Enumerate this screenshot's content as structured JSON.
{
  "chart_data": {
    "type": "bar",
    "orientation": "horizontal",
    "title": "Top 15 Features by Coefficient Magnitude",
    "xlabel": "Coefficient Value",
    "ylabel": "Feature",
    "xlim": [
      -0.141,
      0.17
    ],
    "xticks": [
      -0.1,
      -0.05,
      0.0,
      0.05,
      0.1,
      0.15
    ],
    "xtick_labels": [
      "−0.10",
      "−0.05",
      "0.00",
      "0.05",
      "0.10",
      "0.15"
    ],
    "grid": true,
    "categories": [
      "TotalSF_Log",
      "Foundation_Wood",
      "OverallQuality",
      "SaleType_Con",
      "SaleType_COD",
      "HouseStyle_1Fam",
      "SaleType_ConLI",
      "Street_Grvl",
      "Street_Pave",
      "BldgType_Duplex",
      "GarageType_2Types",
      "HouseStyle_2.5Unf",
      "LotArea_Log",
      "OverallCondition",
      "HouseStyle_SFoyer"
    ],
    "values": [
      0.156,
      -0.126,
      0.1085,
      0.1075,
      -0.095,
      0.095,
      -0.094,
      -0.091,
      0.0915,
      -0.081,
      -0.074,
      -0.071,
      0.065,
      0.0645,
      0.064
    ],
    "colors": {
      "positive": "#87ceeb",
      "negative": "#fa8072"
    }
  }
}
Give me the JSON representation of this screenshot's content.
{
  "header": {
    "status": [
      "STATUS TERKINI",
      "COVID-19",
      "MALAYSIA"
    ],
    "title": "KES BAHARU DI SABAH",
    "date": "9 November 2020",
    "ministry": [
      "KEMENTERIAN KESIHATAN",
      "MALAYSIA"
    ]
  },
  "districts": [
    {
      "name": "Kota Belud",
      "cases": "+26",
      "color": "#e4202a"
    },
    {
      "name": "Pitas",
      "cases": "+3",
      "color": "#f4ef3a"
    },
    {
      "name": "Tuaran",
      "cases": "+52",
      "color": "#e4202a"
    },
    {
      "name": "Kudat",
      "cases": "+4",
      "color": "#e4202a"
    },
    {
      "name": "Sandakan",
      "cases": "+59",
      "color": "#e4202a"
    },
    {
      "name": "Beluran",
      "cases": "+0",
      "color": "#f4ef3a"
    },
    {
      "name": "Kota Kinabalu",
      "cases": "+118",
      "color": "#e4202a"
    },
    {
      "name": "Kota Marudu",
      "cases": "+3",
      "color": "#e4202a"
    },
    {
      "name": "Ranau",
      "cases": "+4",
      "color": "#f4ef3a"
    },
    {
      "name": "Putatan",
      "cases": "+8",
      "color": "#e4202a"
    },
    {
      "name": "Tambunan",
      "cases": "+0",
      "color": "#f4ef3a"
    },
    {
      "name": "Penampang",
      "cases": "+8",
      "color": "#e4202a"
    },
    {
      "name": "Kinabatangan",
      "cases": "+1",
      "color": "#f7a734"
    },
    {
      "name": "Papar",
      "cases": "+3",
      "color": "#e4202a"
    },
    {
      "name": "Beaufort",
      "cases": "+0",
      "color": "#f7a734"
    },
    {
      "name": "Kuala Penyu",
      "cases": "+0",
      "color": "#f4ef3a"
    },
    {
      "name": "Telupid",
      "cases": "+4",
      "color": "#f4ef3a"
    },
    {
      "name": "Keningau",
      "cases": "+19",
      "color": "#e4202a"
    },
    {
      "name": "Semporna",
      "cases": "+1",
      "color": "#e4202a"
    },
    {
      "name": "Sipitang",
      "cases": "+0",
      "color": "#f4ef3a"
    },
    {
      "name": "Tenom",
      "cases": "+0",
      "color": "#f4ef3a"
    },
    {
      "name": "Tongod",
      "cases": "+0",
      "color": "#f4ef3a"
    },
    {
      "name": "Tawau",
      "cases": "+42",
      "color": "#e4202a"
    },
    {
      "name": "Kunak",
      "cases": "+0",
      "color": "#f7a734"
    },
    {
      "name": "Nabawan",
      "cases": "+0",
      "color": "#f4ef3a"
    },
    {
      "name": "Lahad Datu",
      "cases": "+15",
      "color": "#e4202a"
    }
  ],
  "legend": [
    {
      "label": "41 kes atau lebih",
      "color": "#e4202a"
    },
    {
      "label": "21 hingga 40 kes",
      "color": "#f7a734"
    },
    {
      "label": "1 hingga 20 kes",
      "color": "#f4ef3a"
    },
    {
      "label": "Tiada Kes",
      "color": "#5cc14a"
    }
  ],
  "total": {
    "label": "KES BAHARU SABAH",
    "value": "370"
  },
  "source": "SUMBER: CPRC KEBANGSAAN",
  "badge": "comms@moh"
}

WHAT TO DO: Give the complete listing a second time, exactly as it reads.

ANSWER TO THIS EXERCISE:
Enumerate this screenshot's content as structured JSON.
{
  "chart_data": {
    "type": "bar",
    "orientation": "horizontal",
    "title": "Top 15 Features by Coefficient Magnitude",
    "xlabel": "Coefficient Value",
    "ylabel": "Feature",
    "xlim": [
      -0.141,
      0.17
    ],
    "xticks": [
      -0.1,
      -0.05,
      0.0,
      0.05,
      0.1,
      0.15
    ],
    "xtick_labels": [
      "−0.10",
      "−0.05",
      "0.00",
      "0.05",
      "0.10",
      "0.15"
    ],
    "grid": true,
    "categories": [
      "TotalSF_Log",
      "Foundation_Wood",
      "OverallQuality",
      "SaleType_Con",
      "SaleType_COD",
      "HouseStyle_1Fam",
      "SaleType_ConLI",
      "Street_Grvl",
      "Street_Pave",
      "BldgType_Duplex",
      "GarageType_2Types",
      "HouseStyle_2.5Unf",
      "LotArea_Log",
      "OverallCondition",
      "HouseStyle_SFoyer"
    ],
    "values": [
      0.156,
      -0.126,
      0.1085,
      0.1075,
      -0.095,
      0.095,
      -0.094,
      -0.091,
      0.0915,
      -0.081,
      -0.074,
      -0.071,
      0.065,
      0.0645,
      0.064
    ],
    "colors": {
      "positive": "#87ceeb",
      "negative": "#fa8072"
    }
  }
}
Give me the JSON representation of this screenshot's content.
{
  "header": {
    "status": [
      "STATUS TERKINI",
      "COVID-19",
      "MALAYSIA"
    ],
    "title": "KES BAHARU DI SABAH",
    "date": "9 November 2020",
    "ministry": [
      "KEMENTERIAN KESIHATAN",
      "MALAYSIA"
    ]
  },
  "districts": [
    {
      "name": "Kota Belud",
      "cases": "+26",
      "color": "#e4202a"
    },
    {
      "name": "Pitas",
      "cases": "+3",
      "color": "#f4ef3a"
    },
    {
      "name": "Tuaran",
      "cases": "+52",
      "color": "#e4202a"
    },
    {
      "name": "Kudat",
      "cases": "+4",
      "color": "#e4202a"
    },
    {
      "name": "Sandakan",
      "cases": "+59",
      "color": "#e4202a"
    },
    {
      "name": "Beluran",
      "cases": "+0",
      "color": "#f4ef3a"
    },
    {
      "name": "Kota Kinabalu",
      "cases": "+118",
      "color": "#e4202a"
    },
    {
      "name": "Kota Marudu",
      "cases": "+3",
      "color": "#e4202a"
    },
    {
      "name": "Ranau",
      "cases": "+4",
      "color": "#f4ef3a"
    },
    {
      "name": "Putatan",
      "cases": "+8",
      "color": "#e4202a"
    },
    {
      "name": "Tambunan",
      "cases": "+0",
      "color": "#f4ef3a"
    },
    {
      "name": "Penampang",
      "cases": "+8",
      "color": "#e4202a"
    },
    {
      "name": "Kinabatangan",
      "cases": "+1",
      "color": "#f7a734"
    },
    {
      "name": "Papar",
      "cases": "+3",
      "color": "#e4202a"
    },
    {
      "name": "Beaufort",
      "cases": "+0",
      "color": "#f7a734"
    },
    {
      "name": "Kuala Penyu",
      "cases": "+0",
      "color": "#f4ef3a"
    },
    {
      "name": "Telupid",
      "cases": "+4",
      "color": "#f4ef3a"
    },
    {
      "name": "Keningau",
      "cases": "+19",
      "color": "#e4202a"
    },
    {
      "name": "Semporna",
      "cases": "+1",
      "color": "#e4202a"
    },
    {
      "name": "Sipitang",
      "cases": "+0",
      "color": "#f4ef3a"
    },
    {
      "name": "Tenom",
      "cases": "+0",
      "color": "#f4ef3a"
    },
    {
      "name": "Tongod",
      "cases": "+0",
      "color": "#f4ef3a"
    },
    {
      "name": "Tawau",
      "cases": "+42",
      "color": "#e4202a"
    },
    {
      "name": "Kunak",
      "cases": "+0",
      "color": "#f7a734"
    },
    {
      "name": "Nabawan",
      "cases": "+0",
      "color": "#f4ef3a"
    },
    {
      "name": "Lahad Datu",
      "cases": "+15",
      "color": "#e4202a"
    }
  ],
  "legend": [
    {
      "label": "41 kes atau lebih",
      "color": "#e4202a"
    },
    {
      "label": "21 hingga 40 kes",
      "color": "#f7a734"
    },
    {
      "label": "1 hingga 20 kes",
      "color": "#f4ef3a"
    },
    {
      "label": "Tiada Kes",
      "color": "#5cc14a"
    }
  ],
  "total": {
    "label": "KES BAHARU SABAH",
    "value": "370"
  },
  "source": "SUMBER: CPRC KEBANGSAAN",
  "badge": "comms@moh"
}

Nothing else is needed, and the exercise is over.